### The records ###

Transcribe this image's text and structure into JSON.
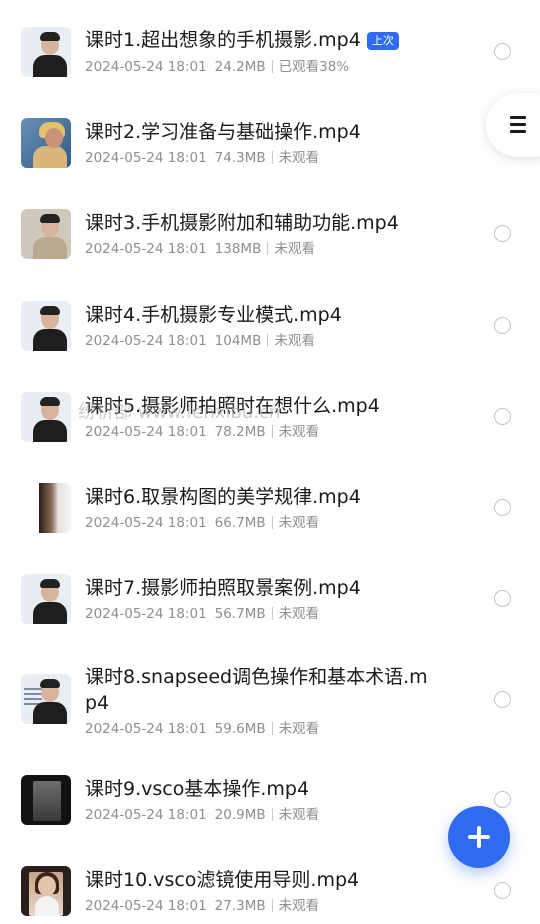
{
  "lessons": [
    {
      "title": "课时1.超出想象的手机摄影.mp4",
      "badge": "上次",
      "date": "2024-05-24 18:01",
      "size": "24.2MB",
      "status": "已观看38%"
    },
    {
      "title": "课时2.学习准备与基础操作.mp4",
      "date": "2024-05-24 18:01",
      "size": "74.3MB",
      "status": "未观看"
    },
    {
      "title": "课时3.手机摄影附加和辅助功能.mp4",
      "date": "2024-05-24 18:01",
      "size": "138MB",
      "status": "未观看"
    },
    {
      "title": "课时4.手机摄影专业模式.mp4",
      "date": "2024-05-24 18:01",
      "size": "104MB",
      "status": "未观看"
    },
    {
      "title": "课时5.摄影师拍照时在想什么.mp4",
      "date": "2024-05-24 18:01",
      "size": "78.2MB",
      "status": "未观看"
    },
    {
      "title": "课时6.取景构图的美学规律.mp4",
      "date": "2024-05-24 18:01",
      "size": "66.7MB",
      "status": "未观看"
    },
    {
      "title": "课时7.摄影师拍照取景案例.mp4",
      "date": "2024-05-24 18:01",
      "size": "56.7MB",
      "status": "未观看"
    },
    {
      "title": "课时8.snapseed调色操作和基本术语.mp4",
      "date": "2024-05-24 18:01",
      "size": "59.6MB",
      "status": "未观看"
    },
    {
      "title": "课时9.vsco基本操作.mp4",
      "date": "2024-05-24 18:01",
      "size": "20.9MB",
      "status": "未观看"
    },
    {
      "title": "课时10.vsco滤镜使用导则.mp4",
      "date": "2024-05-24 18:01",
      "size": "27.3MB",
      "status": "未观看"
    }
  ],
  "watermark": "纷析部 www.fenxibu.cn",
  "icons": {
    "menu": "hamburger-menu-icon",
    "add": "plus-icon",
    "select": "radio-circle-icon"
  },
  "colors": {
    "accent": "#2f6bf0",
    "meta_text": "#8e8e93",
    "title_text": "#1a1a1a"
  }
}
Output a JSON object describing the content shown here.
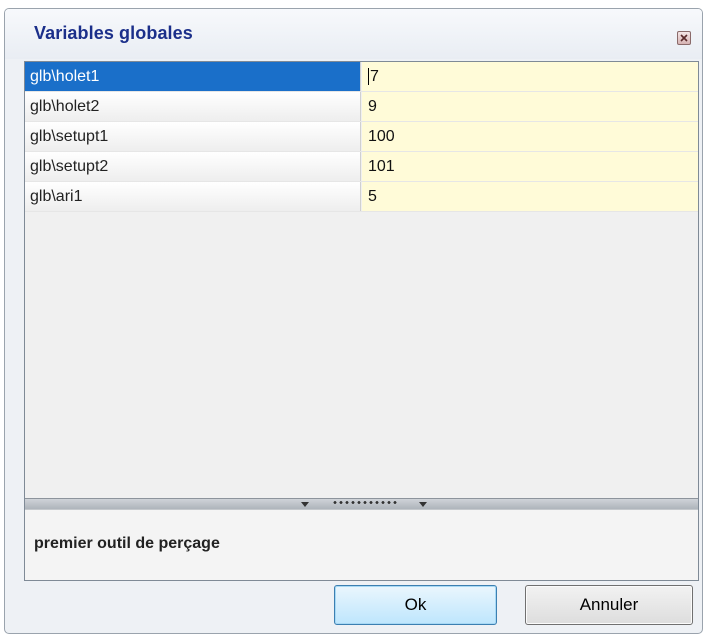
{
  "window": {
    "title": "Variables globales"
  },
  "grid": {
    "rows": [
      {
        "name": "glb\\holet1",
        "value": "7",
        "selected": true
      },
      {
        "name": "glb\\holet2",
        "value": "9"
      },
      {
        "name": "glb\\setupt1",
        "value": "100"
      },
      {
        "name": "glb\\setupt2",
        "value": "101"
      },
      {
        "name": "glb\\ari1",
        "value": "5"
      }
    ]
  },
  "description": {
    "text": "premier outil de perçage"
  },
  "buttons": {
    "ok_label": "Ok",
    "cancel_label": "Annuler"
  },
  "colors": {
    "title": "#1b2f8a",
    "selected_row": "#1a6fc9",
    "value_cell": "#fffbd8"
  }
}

###
### The records ###

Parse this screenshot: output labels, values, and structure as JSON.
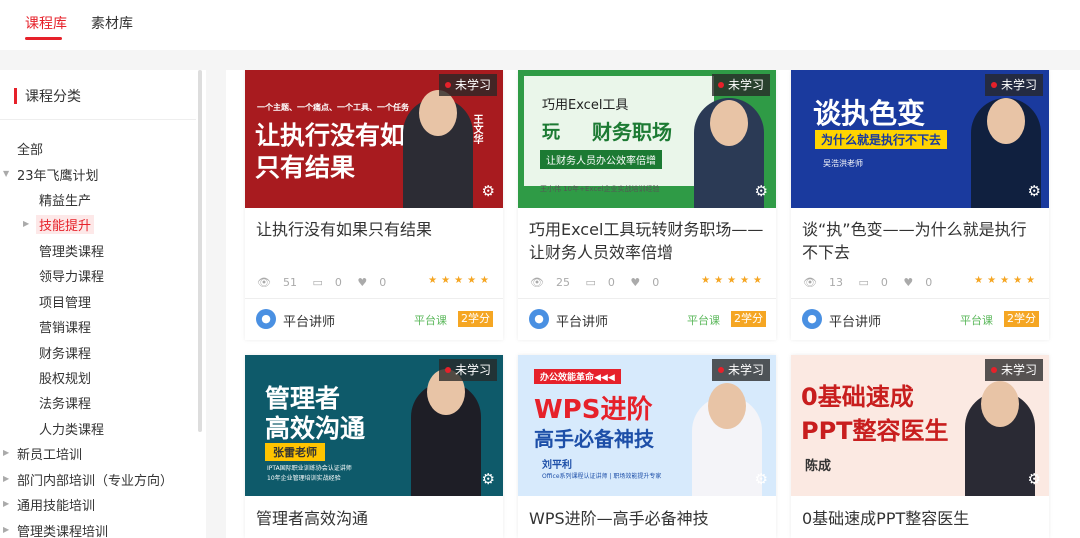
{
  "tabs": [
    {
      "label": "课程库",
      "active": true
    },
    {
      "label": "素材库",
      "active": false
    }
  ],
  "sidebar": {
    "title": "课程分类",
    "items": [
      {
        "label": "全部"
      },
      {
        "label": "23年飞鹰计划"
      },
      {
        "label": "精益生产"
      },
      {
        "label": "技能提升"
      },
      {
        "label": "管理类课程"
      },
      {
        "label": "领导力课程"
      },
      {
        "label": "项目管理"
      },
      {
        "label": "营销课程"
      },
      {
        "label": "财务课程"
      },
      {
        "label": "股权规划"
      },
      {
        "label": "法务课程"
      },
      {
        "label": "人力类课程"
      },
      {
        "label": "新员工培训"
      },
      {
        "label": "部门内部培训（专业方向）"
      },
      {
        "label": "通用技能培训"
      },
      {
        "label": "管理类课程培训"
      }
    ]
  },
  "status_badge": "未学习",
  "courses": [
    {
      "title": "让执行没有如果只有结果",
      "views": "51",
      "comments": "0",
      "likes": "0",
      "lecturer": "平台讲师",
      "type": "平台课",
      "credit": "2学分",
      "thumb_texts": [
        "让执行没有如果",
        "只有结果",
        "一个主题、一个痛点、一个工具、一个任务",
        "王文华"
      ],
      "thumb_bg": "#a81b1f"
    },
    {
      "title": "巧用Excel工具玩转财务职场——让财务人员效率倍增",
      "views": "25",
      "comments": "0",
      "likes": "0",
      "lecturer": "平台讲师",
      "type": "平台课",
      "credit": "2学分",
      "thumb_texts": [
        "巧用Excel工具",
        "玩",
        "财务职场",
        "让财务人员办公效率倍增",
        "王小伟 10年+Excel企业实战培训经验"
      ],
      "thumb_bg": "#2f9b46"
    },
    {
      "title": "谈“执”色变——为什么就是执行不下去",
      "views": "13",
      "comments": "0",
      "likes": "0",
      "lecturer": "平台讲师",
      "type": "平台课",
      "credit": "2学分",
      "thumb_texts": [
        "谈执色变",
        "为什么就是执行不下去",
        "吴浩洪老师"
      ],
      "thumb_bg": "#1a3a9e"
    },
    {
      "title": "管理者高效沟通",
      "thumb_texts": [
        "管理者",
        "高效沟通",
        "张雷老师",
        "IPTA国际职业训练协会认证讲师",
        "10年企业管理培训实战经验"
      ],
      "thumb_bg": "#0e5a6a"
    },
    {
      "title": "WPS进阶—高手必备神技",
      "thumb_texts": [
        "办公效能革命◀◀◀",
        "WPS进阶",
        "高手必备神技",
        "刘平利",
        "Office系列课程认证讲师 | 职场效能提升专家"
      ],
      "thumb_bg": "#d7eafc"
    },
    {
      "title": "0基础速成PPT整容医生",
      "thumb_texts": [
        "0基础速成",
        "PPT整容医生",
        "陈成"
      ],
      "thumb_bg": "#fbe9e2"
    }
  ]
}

###

### Exercise details:
Filter the listing above by the word "size"; copy each line that passes.

### Task answer:
      "size": "24.2MB",
      "size": "74.3MB",
      "size": "138MB",
      "size": "104MB",
      "size": "78.2MB",
      "size": "66.7MB",
      "size": "56.7MB",
      "size": "59.6MB",
      "size": "20.9MB",
      "size": "27.3MB",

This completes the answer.